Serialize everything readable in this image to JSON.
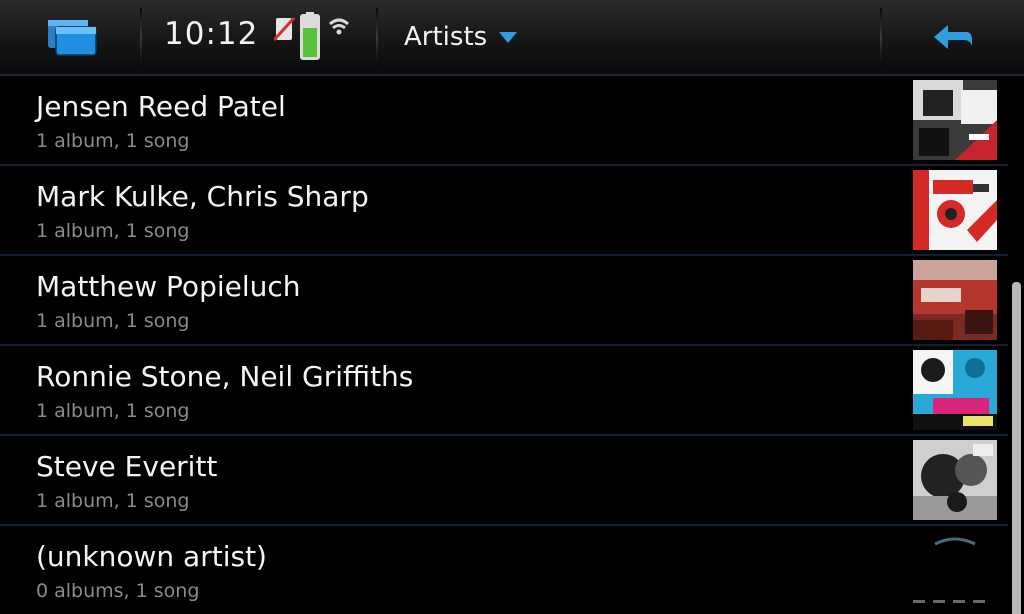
{
  "topbar": {
    "time": "10:12",
    "view_label": "Artists"
  },
  "icons": {
    "task_switcher": "task-switcher-icon",
    "battery": "battery-icon",
    "wifi": "wifi-icon",
    "back": "back-arrow-icon"
  },
  "colors": {
    "accent": "#2f9ee0",
    "background": "#000000",
    "divider": "#102030"
  },
  "artists": [
    {
      "name": "Jensen Reed Patel",
      "details": "1 album, 1 song"
    },
    {
      "name": "Mark Kulke, Chris Sharp",
      "details": "1 album, 1 song"
    },
    {
      "name": "Matthew Popieluch",
      "details": "1 album, 1 song"
    },
    {
      "name": "Ronnie Stone, Neil Griffiths",
      "details": "1 album, 1 song"
    },
    {
      "name": "Steve Everitt",
      "details": "1 album, 1 song"
    },
    {
      "name": "(unknown artist)",
      "details": "0 albums, 1 song"
    }
  ]
}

____

Write out the listing above again, exactly, but with no pictures in the copy.

Serialize everything readable in this image to JSON.
{
  "topbar": {
    "time": "10:12",
    "view_label": "Artists"
  },
  "icons": {
    "task_switcher": "task-switcher-icon",
    "battery": "battery-icon",
    "wifi": "wifi-icon",
    "back": "back-arrow-icon"
  },
  "colors": {
    "accent": "#2f9ee0",
    "background": "#000000",
    "divider": "#102030"
  },
  "artists": [
    {
      "name": "Jensen Reed Patel",
      "details": "1 album, 1 song"
    },
    {
      "name": "Mark Kulke, Chris Sharp",
      "details": "1 album, 1 song"
    },
    {
      "name": "Matthew Popieluch",
      "details": "1 album, 1 song"
    },
    {
      "name": "Ronnie Stone, Neil Griffiths",
      "details": "1 album, 1 song"
    },
    {
      "name": "Steve Everitt",
      "details": "1 album, 1 song"
    },
    {
      "name": "(unknown artist)",
      "details": "0 albums, 1 song"
    }
  ]
}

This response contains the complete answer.